-- START OF DATA FOR THIS EXERCISE --
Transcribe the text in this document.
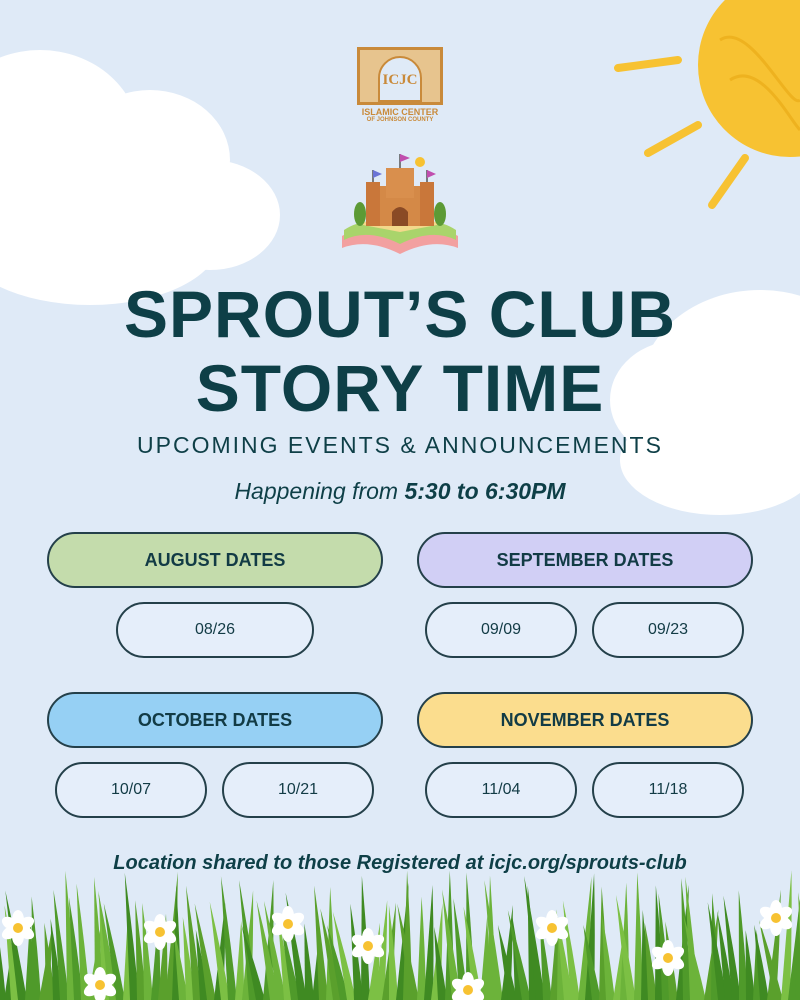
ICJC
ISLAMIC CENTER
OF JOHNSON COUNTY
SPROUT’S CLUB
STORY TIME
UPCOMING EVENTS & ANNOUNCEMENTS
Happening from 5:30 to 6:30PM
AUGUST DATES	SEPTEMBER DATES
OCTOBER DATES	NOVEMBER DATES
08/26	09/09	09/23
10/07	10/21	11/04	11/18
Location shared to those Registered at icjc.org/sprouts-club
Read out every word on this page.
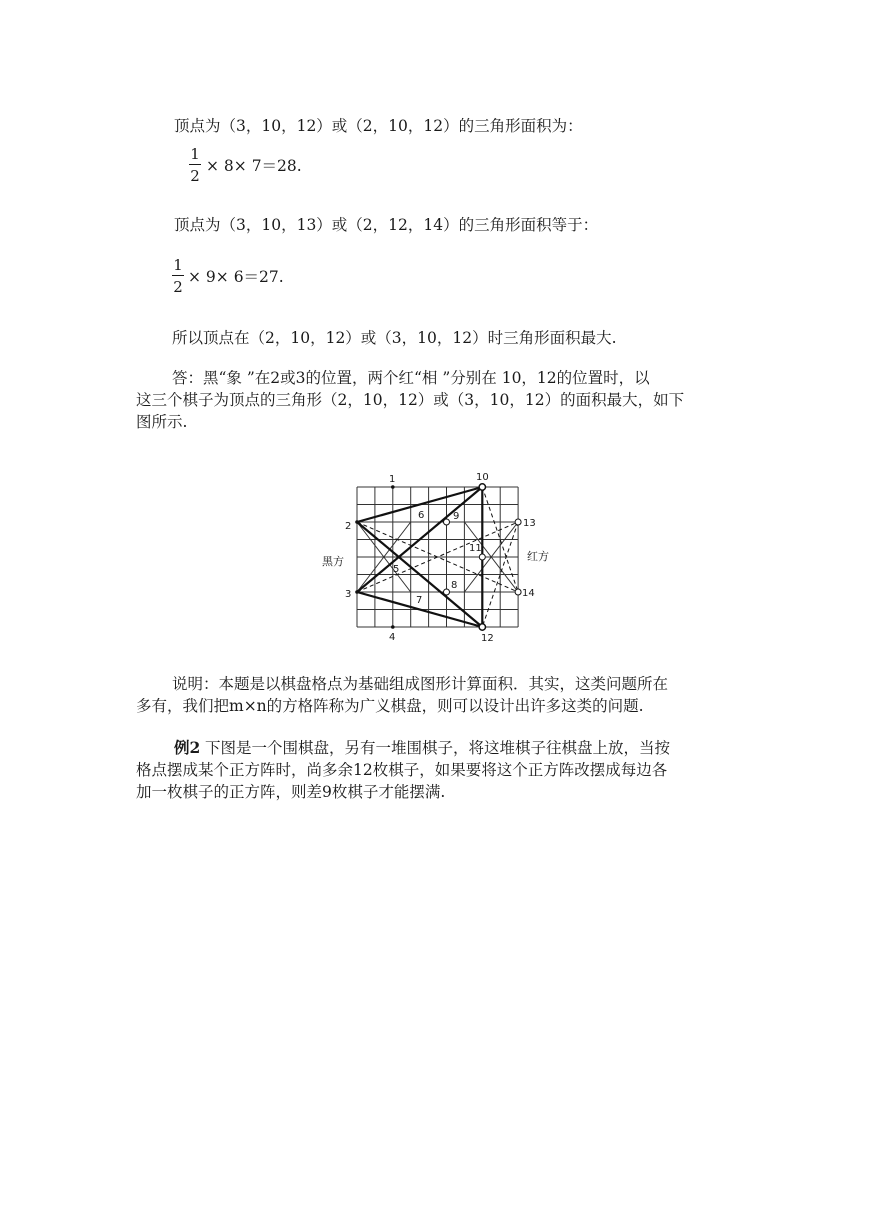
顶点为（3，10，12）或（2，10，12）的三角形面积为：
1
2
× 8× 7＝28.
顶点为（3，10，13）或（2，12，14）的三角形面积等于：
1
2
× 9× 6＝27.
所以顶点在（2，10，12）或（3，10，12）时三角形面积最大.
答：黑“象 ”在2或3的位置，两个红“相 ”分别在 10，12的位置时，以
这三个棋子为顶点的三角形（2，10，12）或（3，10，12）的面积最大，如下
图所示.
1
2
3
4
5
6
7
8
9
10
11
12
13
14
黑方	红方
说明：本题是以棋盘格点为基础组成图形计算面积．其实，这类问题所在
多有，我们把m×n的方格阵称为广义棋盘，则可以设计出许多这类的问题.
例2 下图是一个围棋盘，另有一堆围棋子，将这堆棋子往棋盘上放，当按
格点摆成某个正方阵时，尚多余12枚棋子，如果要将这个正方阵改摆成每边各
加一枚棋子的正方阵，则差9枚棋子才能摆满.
-- END OF DATA FOR THIS EXERCISE --
BRIEF. From the entries, copy out each line containing the word "DATES".

WRITTEN ANSWER.
AUGUST DATES	SEPTEMBER DATES
OCTOBER DATES	NOVEMBER DATES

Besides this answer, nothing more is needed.